PROMPT: Could you retype the entries exactly as they are?

Data entries for graphics:
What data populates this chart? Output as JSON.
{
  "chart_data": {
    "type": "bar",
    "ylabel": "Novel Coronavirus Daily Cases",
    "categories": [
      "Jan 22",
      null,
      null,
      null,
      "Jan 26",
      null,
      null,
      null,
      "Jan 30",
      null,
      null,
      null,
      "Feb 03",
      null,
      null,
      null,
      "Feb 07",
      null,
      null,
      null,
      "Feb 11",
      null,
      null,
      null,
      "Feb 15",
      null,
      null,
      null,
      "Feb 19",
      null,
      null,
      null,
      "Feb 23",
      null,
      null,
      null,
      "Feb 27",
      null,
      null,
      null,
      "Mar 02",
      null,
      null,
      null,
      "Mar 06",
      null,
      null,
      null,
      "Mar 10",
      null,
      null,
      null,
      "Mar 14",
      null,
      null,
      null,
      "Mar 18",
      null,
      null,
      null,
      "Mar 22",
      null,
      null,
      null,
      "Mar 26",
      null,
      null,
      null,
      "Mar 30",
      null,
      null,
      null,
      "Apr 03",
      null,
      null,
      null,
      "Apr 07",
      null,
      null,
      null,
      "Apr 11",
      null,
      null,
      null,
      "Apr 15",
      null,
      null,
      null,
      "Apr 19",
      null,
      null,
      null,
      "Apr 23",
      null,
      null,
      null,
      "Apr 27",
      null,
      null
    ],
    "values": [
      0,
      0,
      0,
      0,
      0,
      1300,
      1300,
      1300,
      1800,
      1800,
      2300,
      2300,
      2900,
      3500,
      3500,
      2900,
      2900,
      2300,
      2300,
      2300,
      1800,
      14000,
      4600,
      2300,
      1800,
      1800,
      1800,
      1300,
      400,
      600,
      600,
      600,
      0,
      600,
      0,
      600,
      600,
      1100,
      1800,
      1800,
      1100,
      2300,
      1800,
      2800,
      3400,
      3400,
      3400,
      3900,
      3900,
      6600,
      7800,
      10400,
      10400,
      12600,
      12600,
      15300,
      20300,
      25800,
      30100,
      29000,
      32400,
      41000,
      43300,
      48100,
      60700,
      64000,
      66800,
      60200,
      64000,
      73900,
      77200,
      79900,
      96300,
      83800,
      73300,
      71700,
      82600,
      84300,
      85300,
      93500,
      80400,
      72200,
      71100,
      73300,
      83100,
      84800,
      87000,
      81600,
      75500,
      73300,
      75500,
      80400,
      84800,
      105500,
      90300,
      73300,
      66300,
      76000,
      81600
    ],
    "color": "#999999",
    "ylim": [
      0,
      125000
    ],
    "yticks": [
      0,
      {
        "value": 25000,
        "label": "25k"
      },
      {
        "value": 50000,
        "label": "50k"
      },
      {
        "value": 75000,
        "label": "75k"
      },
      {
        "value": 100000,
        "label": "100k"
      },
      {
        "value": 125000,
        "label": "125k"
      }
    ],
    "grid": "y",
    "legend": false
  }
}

ANSWER BOX:
What data populates this chart? Output as JSON.
{
  "chart_data": {
    "type": "bar",
    "ylabel": "Novel Coronavirus Daily Cases",
    "categories": [
      "Jan 22",
      null,
      null,
      null,
      "Jan 26",
      null,
      null,
      null,
      "Jan 30",
      null,
      null,
      null,
      "Feb 03",
      null,
      null,
      null,
      "Feb 07",
      null,
      null,
      null,
      "Feb 11",
      null,
      null,
      null,
      "Feb 15",
      null,
      null,
      null,
      "Feb 19",
      null,
      null,
      null,
      "Feb 23",
      null,
      null,
      null,
      "Feb 27",
      null,
      null,
      null,
      "Mar 02",
      null,
      null,
      null,
      "Mar 06",
      null,
      null,
      null,
      "Mar 10",
      null,
      null,
      null,
      "Mar 14",
      null,
      null,
      null,
      "Mar 18",
      null,
      null,
      null,
      "Mar 22",
      null,
      null,
      null,
      "Mar 26",
      null,
      null,
      null,
      "Mar 30",
      null,
      null,
      null,
      "Apr 03",
      null,
      null,
      null,
      "Apr 07",
      null,
      null,
      null,
      "Apr 11",
      null,
      null,
      null,
      "Apr 15",
      null,
      null,
      null,
      "Apr 19",
      null,
      null,
      null,
      "Apr 23",
      null,
      null,
      null,
      "Apr 27",
      null,
      null
    ],
    "values": [
      0,
      0,
      0,
      0,
      0,
      1300,
      1300,
      1300,
      1800,
      1800,
      2300,
      2300,
      2900,
      3500,
      3500,
      2900,
      2900,
      2300,
      2300,
      2300,
      1800,
      14000,
      4600,
      2300,
      1800,
      1800,
      1800,
      1300,
      400,
      600,
      600,
      600,
      0,
      600,
      0,
      600,
      600,
      1100,
      1800,
      1800,
      1100,
      2300,
      1800,
      2800,
      3400,
      3400,
      3400,
      3900,
      3900,
      6600,
      7800,
      10400,
      10400,
      12600,
      12600,
      15300,
      20300,
      25800,
      30100,
      29000,
      32400,
      41000,
      43300,
      48100,
      60700,
      64000,
      66800,
      60200,
      64000,
      73900,
      77200,
      79900,
      96300,
      83800,
      73300,
      71700,
      82600,
      84300,
      85300,
      93500,
      80400,
      72200,
      71100,
      73300,
      83100,
      84800,
      87000,
      81600,
      75500,
      73300,
      75500,
      80400,
      84800,
      105500,
      90300,
      73300,
      66300,
      76000,
      81600
    ],
    "color": "#999999",
    "ylim": [
      0,
      125000
    ],
    "yticks": [
      0,
      {
        "value": 25000,
        "label": "25k"
      },
      {
        "value": 50000,
        "label": "50k"
      },
      {
        "value": 75000,
        "label": "75k"
      },
      {
        "value": 100000,
        "label": "100k"
      },
      {
        "value": 125000,
        "label": "125k"
      }
    ],
    "grid": "y",
    "legend": false
  }
}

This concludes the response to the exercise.